-- SHORT PROBLEM --
Provide only the number of lines in the data below that contain the string "same".
┏━━
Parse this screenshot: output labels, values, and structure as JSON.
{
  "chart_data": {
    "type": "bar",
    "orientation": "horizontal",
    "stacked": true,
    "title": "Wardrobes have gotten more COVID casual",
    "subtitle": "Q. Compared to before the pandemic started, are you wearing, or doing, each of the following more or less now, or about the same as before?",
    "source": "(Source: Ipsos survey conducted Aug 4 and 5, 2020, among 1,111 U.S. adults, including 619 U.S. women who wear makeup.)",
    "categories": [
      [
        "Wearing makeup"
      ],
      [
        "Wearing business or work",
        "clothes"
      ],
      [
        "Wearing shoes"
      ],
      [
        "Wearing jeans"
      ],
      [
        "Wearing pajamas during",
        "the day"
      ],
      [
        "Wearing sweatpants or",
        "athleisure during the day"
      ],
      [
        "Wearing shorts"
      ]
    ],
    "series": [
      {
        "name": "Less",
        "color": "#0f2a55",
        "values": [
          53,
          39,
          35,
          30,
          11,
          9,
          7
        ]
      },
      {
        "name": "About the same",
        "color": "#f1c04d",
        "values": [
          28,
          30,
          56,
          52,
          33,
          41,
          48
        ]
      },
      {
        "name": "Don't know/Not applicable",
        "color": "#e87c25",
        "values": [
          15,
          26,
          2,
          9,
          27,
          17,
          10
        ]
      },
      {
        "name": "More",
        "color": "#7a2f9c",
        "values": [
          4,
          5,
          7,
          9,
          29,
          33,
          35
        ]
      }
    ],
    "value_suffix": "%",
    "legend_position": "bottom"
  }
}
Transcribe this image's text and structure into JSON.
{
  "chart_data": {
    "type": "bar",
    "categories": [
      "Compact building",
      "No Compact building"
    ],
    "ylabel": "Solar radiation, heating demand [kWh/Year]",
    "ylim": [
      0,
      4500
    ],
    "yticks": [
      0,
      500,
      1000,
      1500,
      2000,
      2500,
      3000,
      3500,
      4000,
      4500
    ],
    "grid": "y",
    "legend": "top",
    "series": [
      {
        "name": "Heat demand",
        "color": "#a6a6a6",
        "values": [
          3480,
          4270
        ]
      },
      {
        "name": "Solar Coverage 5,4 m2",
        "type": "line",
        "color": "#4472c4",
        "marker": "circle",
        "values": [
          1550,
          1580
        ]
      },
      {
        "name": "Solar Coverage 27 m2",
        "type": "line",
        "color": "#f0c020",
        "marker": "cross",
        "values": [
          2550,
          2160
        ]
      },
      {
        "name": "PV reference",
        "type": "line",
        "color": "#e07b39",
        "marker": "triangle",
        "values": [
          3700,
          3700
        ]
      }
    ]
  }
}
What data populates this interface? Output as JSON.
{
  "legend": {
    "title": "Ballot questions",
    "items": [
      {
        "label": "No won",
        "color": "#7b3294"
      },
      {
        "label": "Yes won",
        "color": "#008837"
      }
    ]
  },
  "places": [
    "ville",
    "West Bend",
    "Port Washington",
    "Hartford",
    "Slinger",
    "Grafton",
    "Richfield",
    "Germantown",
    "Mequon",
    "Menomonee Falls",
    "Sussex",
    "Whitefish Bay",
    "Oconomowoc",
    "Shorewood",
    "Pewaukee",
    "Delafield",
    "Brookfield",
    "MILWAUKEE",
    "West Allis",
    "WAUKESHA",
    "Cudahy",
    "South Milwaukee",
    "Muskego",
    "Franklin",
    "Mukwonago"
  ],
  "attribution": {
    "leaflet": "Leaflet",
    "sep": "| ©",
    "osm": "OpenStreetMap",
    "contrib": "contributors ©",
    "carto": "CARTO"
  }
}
┗━━
-- SOLUTION FOR THIS PROBLEM --
2